• PASSAGE:

----

Getting Containers for AI-LAB
Most applications on AI-LAB run inside containers - self-contained environments that include all the software and dependencies you need. AI-LAB uses Singularity to run containers.
What is a Container?
A container is like a pre-packaged software environment that includes:
- The application (Python, PyTorch, TensorFlow, etc.)
- All required libraries and dependencies
- System tools and configurations
- Everything needed to run your code
Think of it as a complete, portable computer environment that works the same way every time.
Three Ways to Get Containers
- Use pre-downloaded containers - Quickest option
- Download containers - For specific versions
- Build your own container - For custom environments
Which Method Should You Choose?
Method | When to Use | Time Required | Difficulty |
---|---|---|---|
Pre-downloaded | Getting started, common frameworks | Instant | Easy |
Download | Need specific version, latest updates | 10-20 minutes | Easy |
Build | Custom requirements, specific packages | 30+ minutes | Advanced |
1. Pre-downloaded Containers
The easiest way to get started is using containers that are already available on AI-LAB. These are stored in /ceph/container
and are regularly updated.
Available Containers
Check what's available:
ls /ceph/container
Common containers include:
- Python: Basic Python environment
- PyTorch: Deep learning with PyTorch
- TensorFlow: Deep learning with TensorFlow
- MATLAB: MATLAB computational environment
Using Pre-downloaded Containers
You can use these containers directly by referencing their full path:
# Example: Using PyTorch container
/ceph/container/pytorch/pytorch_24.09.sif
Finding the Right Container
To see what's in each container directory:
ls /ceph/container/pytorch/ # See available PyTorch versions
ls /ceph/container/tensorflow/ # See available TensorFlow versions
2. Download Containers
If you need a specific version or container not available in the pre-downloaded collection, you can download containers from online repositories.
Popular Container Sources
- NVIDIA NGC Catalog: Optimized containers for AI/ML
- Docker Hub: Large collection of community containers
Step 1: Find Your Container
NVIDIA NGC Catalog:
- Visit NGC Catalog
- Search for your framework (e.g., "TensorFlow", "PyTorch")
- Click "Get Container" to get the URL
- Copy the URL (e.g.,
nvcr.io/nvidia/tensorflow:24.11-tf2-py3
)
Docker Hub:
- Visit Docker Hub
- Search for your container
- Click on "Tags" to see available versions
- Copy the URL (e.g.,
tensorflow/tensorflow:nightly-jupyter
)
Step 2: Set Up Singularity Environment
Before downloading, configure Singularity for optimal performance:
# Set up directories for Singularity
export SINGULARITY_TMPDIR="$HOME/.singularity/tmp/"
export SINGULARITY_CACHEDIR="$HOME/.singularity/cache/"

----

• RECORDS SUPPLIED:
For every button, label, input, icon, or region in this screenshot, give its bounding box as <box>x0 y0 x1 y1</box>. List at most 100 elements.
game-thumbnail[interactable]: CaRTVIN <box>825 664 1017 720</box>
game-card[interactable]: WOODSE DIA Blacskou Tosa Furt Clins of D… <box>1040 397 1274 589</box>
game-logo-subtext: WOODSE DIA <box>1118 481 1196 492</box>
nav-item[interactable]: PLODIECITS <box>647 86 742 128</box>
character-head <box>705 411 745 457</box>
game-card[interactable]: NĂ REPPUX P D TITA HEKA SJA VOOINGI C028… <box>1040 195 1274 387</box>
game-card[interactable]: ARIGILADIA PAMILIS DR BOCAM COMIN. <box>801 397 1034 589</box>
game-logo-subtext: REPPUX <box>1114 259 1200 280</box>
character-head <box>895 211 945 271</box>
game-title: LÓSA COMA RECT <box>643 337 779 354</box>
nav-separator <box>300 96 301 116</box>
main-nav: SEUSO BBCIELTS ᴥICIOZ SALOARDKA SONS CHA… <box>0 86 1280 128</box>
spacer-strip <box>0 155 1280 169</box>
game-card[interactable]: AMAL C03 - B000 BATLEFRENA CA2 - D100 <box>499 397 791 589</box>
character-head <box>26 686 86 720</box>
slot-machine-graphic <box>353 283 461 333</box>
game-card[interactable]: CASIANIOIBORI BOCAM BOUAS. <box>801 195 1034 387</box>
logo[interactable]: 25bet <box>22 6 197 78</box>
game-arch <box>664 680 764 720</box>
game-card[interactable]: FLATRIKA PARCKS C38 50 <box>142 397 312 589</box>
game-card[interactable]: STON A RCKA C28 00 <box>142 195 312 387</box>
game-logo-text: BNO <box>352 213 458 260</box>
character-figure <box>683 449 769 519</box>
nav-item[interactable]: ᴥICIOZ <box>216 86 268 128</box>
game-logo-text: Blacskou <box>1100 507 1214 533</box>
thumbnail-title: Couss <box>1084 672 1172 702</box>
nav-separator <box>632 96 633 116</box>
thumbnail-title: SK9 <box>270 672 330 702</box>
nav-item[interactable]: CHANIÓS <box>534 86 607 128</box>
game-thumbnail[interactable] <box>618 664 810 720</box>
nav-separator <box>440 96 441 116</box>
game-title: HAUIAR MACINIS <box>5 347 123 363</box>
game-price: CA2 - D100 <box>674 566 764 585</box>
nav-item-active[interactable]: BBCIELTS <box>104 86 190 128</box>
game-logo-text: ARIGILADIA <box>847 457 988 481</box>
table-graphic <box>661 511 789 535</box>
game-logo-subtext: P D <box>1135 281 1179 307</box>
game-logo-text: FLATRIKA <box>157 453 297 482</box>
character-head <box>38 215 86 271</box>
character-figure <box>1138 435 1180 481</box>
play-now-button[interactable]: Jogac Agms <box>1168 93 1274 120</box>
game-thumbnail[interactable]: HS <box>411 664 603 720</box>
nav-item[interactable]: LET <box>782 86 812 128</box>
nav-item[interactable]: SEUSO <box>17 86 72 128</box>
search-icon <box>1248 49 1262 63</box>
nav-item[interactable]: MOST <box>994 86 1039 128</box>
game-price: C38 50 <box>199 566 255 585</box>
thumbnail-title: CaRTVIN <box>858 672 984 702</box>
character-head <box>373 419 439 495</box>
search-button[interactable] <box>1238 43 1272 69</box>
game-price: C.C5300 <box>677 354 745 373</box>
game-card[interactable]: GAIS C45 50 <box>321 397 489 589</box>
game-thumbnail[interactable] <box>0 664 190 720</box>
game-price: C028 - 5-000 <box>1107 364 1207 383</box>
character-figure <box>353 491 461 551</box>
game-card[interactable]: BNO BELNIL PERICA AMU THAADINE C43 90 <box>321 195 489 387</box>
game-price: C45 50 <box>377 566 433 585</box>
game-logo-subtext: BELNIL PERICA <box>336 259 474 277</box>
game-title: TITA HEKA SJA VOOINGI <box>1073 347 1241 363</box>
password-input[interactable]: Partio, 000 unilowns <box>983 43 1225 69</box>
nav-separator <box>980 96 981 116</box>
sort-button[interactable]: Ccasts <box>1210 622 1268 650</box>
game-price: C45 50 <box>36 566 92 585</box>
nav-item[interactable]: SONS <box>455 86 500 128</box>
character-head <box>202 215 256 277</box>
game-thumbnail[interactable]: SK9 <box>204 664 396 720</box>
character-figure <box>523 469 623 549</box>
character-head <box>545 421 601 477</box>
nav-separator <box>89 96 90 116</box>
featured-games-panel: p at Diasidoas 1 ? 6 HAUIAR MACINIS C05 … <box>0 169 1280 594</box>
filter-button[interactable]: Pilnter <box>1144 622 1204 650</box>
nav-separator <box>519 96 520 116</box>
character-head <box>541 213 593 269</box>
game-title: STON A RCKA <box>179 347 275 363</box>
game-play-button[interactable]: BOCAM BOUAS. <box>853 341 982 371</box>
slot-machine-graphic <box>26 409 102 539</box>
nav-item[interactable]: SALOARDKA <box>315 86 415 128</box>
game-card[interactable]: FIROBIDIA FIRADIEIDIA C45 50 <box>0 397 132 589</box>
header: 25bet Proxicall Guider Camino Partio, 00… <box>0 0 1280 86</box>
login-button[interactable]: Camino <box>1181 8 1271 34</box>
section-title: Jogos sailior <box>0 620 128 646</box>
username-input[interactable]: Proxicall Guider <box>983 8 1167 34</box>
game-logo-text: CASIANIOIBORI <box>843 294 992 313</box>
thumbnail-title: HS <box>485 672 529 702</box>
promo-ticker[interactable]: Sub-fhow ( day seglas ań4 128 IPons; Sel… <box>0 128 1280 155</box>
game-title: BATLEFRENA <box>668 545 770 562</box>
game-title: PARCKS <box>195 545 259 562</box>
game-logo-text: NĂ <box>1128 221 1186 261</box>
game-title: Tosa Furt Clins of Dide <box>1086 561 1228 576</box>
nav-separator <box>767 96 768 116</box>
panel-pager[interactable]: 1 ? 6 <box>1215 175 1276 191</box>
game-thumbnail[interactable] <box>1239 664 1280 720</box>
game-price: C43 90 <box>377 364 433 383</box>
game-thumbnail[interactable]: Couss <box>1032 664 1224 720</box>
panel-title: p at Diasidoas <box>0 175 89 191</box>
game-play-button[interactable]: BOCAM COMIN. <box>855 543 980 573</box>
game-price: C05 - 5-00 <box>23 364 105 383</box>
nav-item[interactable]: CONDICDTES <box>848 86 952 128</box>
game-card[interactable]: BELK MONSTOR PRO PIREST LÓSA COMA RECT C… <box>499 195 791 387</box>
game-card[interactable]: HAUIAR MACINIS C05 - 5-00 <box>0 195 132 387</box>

----

• COMPLETE THE FOLLOWING:
- 1) According to the AI-LAB container guide, why are the pre-downloaded containers the easiest way to get started?
- 2) List the common containers that the AI-LAB container guide names as available in /ceph/container.
- 3) Continue the AI-LAB container guide from its last line.
The records can be left aside for this work.

• RESPONSES TO THE EXERCISE:
- 1) They are already available on AI-LAB, stored in /ceph/container and regularly updated, so nothing has to be fetched or built. You can use one directly by referencing its full path, and the guide rates this method as instant and easy.

- 2)
- Python: basic Python environment
- PyTorch: deep learning with PyTorch
- TensorFlow: deep learning with TensorFlow
- MATLAB: MATLAB computational environment

- 3)
# Create the directories
mkdir -p $SINGULARITY_CACHEDIR $SINGULARITY_TMPDIR
Step 3: Download the Container
Use srun
to download the container (this may take 10-20 minutes):
# Example: Download TensorFlow container
srun --mem 40G singularity pull docker://nvcr.io/nvidia/tensorflow:24.03-tf2-py3
Command explanation:
srun --mem 40G
: Run on compute node with 40GB memorysingularity pull
: Download and convert containerdocker://
: Indicates this is a Docker container URL
Step 4: Use Your Downloaded Container
After download completes, you'll find a .sif
file in your current directory:
ls *.sif # List downloaded containers
Use it just like pre-downloaded containers:
# Example usage
srun singularity exec --nv tensorflow_24.03-tf2-py3.sif python my_script.py
3. Build Your Own Container (Advanced)
For specialized requirements or custom environments, you can build your own containers using Singularity definition files.
Step 1: Create a Definition File
Create a Singularity definition file (.def
) that describes your container:
nano my_container.def
Here's a simple example for a Python container:
Bootstrap: docker
From: ubuntu:20.04
%post
# Set temporary directory
export TMPDIR=/tmp
mkdir -p $TMPDIR
# Update system
apt-get update
apt-get upgrade -y
# Install Python and pip
apt-get install -y python3 python3-pip
# Upgrade pip
pip install --no-cache-dir --upgrade pip
# Install Python packages
pip install --no-cache-dir numpy matplotlib torch
%test
# Test that Python works
python3 --version
python3 -c "import numpy, matplotlib, torch; print('All packages imported successfully')"
Definition file sections:
- Bootstrap: docker
: Use Docker as the base
- From: ubuntu:20.04
: Base operating system
- %post
: Commands to run during build
- %test
: Commands to test the container
Step 2: Set Up Environment
Configure Singularity for building:
# Set up directories
export SINGULARITY_TMPDIR="$HOME/.singularity/tmp/"
export SINGULARITY_CACHEDIR="$HOME/.singularity/cache/"
# Create directories
mkdir -p $SINGULARITY_CACHEDIR $SINGULARITY_TMPDIR
Step 3: Build the Container
Build your container using srun
:
srun singularity build --fakeroot my_container.sif my_container.def
This process may take 10-30 minutes depending on the complexity.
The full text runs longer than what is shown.